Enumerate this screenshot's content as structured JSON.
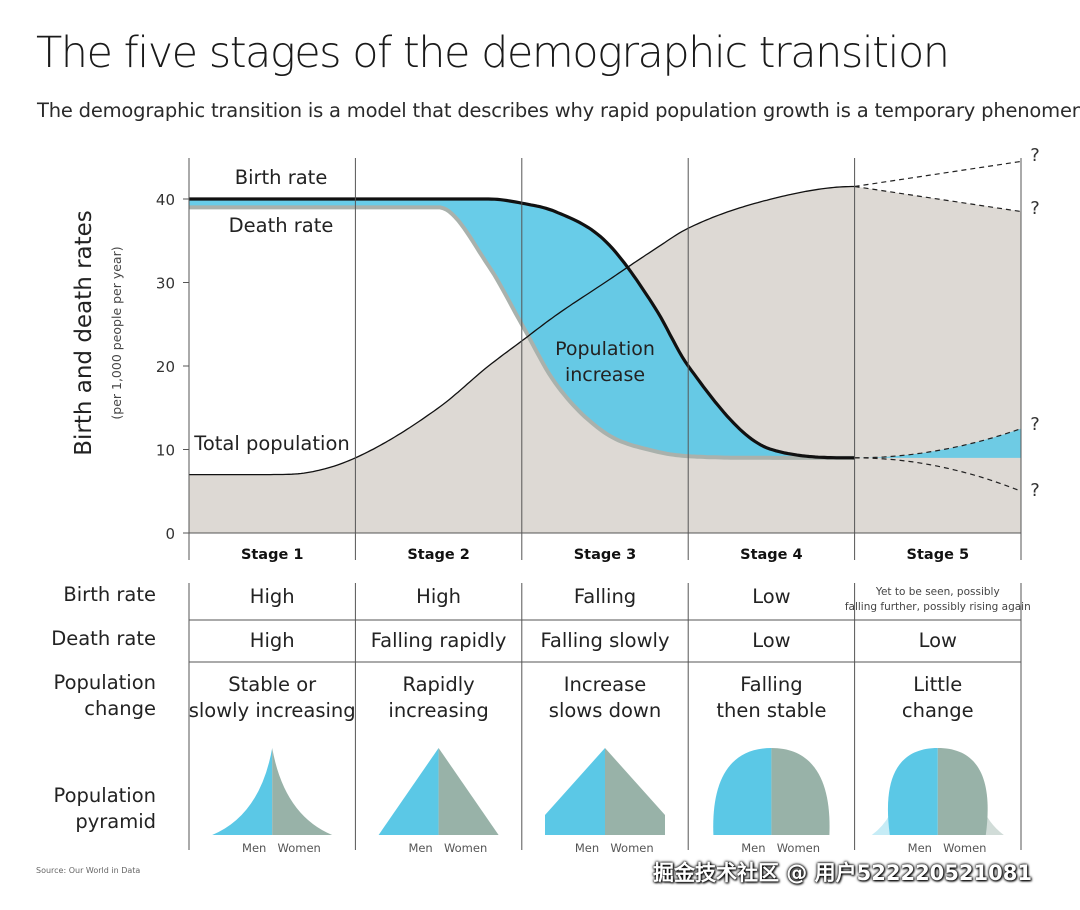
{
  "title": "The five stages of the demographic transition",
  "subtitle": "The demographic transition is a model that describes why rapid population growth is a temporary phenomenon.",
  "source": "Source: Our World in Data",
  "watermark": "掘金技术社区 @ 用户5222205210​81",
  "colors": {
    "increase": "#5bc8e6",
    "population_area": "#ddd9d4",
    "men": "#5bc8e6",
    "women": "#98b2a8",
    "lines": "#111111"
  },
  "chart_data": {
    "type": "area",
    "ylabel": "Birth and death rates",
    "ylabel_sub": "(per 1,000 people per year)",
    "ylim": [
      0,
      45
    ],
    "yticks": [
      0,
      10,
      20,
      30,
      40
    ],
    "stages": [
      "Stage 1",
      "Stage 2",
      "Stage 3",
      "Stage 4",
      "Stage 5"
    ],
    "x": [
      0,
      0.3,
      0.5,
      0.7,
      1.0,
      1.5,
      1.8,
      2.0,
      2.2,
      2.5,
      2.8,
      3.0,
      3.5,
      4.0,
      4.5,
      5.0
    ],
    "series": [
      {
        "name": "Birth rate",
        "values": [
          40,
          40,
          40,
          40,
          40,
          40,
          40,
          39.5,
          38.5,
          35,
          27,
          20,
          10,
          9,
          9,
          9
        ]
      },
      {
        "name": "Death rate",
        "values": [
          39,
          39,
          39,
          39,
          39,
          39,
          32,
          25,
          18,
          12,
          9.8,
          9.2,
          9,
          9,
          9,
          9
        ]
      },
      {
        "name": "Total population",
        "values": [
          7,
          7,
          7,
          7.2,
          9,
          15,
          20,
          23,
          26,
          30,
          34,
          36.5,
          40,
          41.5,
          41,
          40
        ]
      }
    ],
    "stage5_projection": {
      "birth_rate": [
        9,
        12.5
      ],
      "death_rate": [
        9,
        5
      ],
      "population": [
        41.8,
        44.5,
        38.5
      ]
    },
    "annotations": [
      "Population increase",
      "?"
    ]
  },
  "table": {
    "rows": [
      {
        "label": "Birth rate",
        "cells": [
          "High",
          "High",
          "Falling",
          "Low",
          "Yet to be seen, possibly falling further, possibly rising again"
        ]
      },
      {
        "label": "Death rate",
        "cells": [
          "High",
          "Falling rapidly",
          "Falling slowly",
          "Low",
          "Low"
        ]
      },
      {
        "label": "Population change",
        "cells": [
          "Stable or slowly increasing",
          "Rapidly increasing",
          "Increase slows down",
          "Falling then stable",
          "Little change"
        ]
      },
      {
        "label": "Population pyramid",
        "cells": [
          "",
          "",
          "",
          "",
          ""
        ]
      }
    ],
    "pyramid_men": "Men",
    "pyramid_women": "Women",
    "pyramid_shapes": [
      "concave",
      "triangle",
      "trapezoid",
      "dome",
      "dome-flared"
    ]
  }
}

...

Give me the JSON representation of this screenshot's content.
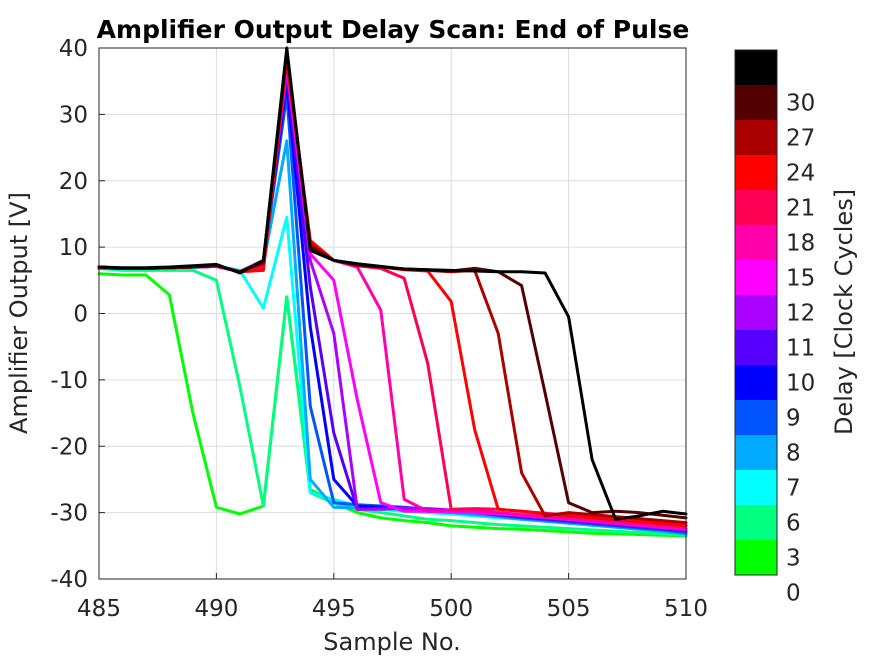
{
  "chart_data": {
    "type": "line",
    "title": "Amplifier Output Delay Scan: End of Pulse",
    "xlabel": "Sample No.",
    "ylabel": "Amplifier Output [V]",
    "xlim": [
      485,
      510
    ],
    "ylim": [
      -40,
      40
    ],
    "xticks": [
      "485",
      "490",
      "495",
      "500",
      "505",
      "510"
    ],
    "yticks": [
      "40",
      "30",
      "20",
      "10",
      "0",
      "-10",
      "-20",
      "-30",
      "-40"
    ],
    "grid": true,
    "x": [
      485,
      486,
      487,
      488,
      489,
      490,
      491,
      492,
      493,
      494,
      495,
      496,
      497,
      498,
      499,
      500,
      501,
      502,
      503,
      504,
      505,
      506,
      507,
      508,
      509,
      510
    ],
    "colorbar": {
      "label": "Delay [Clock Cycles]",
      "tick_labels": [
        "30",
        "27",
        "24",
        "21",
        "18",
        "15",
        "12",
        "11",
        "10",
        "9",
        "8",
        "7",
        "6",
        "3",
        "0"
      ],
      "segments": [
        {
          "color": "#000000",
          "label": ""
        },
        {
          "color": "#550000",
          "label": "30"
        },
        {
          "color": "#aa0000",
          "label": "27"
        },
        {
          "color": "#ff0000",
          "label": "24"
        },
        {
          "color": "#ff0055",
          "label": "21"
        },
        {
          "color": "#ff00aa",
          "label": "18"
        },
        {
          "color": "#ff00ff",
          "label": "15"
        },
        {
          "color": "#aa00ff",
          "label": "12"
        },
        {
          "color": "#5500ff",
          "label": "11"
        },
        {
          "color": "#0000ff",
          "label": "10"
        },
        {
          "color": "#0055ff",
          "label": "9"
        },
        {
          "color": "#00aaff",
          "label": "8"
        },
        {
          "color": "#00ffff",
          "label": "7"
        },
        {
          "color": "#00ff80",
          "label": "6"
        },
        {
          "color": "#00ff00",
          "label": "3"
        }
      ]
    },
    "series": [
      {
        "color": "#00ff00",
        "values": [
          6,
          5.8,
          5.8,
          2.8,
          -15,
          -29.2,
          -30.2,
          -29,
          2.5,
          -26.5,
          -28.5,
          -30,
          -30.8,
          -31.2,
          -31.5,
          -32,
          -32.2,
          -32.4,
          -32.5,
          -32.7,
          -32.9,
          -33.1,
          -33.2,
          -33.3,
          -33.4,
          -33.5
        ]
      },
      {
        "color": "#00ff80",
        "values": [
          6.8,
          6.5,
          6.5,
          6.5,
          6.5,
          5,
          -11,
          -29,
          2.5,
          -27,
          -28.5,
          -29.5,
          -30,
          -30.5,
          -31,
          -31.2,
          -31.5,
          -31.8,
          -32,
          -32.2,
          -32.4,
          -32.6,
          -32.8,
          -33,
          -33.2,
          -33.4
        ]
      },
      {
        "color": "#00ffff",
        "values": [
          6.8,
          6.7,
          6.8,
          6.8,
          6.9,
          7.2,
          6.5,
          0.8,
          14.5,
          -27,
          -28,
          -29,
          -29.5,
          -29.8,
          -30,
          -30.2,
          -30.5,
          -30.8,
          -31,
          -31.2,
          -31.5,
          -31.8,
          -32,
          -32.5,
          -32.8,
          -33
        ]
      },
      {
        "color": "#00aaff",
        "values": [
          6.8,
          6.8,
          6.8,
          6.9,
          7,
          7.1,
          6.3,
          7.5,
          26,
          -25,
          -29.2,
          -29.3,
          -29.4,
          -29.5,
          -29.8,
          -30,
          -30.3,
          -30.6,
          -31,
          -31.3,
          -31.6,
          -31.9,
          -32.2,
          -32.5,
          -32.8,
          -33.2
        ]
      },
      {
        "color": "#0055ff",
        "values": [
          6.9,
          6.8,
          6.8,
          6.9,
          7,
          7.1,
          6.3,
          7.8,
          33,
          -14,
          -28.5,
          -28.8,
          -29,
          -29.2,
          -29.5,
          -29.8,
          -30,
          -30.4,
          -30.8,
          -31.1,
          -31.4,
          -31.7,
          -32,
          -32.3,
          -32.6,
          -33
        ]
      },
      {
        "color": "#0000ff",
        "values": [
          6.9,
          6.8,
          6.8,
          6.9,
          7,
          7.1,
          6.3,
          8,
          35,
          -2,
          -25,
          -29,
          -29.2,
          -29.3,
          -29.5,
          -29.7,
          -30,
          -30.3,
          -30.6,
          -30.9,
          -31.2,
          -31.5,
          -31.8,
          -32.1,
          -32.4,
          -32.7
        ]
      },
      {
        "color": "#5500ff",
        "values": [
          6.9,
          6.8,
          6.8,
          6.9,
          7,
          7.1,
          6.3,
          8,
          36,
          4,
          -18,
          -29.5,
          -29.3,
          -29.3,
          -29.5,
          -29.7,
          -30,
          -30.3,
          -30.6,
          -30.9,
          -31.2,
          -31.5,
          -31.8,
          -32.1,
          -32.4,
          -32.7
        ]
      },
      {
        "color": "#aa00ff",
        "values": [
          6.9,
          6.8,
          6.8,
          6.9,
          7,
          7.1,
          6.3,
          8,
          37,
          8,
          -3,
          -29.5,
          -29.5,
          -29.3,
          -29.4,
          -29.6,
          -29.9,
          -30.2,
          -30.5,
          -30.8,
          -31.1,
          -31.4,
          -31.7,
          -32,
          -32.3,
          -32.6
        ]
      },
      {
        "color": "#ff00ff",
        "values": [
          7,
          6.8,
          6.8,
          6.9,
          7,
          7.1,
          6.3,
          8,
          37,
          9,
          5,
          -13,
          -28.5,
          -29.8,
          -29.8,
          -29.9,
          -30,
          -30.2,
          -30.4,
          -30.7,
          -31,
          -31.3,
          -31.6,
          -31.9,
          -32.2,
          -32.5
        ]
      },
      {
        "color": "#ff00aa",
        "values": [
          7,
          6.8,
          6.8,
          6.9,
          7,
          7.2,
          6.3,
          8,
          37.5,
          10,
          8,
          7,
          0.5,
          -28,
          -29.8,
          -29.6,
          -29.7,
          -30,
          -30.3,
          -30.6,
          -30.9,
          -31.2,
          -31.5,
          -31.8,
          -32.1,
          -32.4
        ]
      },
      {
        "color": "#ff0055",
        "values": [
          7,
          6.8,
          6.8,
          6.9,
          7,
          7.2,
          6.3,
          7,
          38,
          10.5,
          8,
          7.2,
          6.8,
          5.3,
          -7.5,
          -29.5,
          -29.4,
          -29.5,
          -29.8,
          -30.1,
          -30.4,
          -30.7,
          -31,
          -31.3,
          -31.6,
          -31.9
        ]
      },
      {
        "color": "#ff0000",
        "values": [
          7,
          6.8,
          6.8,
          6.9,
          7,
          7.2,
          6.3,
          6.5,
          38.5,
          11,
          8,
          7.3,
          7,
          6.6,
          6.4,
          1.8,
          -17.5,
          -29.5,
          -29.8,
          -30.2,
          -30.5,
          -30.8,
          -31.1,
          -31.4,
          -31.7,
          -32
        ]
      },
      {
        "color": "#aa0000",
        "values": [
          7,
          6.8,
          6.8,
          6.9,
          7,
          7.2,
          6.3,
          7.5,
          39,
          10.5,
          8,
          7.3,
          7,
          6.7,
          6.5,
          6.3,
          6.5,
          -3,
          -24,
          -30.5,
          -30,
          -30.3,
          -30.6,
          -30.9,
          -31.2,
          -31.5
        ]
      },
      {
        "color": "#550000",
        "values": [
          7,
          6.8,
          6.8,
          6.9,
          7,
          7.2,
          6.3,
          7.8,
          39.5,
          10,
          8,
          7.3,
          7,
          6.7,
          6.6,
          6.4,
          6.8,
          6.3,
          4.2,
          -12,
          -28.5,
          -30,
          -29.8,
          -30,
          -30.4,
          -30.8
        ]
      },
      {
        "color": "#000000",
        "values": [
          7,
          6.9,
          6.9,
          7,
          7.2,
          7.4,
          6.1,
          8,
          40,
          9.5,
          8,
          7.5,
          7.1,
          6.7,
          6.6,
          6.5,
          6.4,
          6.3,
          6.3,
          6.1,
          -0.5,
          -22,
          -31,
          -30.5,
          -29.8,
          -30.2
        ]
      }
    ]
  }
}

▶ TO DO
Copy out each line in the preceding records that contains "this".

▶ SOLUTION BELOW
Enumerate this screenshot's content as structured JSON.
Give me the JSON representation of this screenshot's content.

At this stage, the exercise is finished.